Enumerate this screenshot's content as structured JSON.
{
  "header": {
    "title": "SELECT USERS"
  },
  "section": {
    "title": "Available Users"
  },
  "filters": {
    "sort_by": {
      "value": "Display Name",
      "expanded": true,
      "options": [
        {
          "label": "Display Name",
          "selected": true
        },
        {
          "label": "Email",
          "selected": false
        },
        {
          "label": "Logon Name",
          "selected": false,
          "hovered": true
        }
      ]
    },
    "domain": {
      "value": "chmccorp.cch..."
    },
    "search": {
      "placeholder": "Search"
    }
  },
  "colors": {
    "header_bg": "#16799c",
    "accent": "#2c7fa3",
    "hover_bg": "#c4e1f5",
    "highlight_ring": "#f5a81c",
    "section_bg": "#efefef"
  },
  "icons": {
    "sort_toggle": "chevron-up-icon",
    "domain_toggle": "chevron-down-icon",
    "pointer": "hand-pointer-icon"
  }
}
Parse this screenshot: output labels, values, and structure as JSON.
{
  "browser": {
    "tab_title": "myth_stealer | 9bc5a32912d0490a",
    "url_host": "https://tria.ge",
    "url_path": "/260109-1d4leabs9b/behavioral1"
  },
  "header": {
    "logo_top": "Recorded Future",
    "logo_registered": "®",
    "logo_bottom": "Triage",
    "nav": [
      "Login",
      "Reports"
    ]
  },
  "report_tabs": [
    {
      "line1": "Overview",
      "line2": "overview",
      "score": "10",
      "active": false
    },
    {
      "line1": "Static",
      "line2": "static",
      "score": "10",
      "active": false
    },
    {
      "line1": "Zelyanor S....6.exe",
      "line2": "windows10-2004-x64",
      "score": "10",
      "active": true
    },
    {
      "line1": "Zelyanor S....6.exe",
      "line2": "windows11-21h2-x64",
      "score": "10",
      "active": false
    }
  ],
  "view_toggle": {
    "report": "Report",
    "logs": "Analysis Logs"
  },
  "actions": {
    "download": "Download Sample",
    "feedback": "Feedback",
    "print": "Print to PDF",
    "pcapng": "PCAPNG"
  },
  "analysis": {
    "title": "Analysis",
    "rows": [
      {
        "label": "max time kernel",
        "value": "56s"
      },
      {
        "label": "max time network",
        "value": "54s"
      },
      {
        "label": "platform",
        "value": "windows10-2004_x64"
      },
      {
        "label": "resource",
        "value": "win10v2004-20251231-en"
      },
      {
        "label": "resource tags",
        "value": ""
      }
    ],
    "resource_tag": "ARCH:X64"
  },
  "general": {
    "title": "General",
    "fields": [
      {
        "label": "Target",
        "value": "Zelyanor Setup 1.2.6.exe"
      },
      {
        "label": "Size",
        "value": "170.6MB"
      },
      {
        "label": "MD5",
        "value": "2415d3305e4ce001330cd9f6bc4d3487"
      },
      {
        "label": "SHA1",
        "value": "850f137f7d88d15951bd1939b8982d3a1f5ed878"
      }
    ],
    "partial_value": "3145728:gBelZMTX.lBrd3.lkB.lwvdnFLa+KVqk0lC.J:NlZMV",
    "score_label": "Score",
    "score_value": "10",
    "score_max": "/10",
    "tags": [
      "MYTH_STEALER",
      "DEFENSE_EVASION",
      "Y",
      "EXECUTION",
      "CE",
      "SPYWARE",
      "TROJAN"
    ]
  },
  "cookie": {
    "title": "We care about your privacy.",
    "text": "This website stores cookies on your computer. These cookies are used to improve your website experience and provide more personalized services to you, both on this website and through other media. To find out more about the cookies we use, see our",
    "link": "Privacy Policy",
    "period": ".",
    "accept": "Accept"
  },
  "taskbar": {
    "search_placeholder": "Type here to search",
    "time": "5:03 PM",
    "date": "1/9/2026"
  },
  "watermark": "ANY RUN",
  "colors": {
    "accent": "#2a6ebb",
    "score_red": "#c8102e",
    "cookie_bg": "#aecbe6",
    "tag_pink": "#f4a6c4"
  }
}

**AIM**
Pull out all lines from the entries above that include the word "this".

**CORRECT ANSWER**
Enumerate this screenshot's content as structured JSON.
Parse this screenshot: output labels, values, and structure as JSON.
    "text": "This website stores cookies on your computer. These cookies are used to improve your website experience and provide more personalized services to you, both on this website and through other media. To find out more about the cookies we use, see our",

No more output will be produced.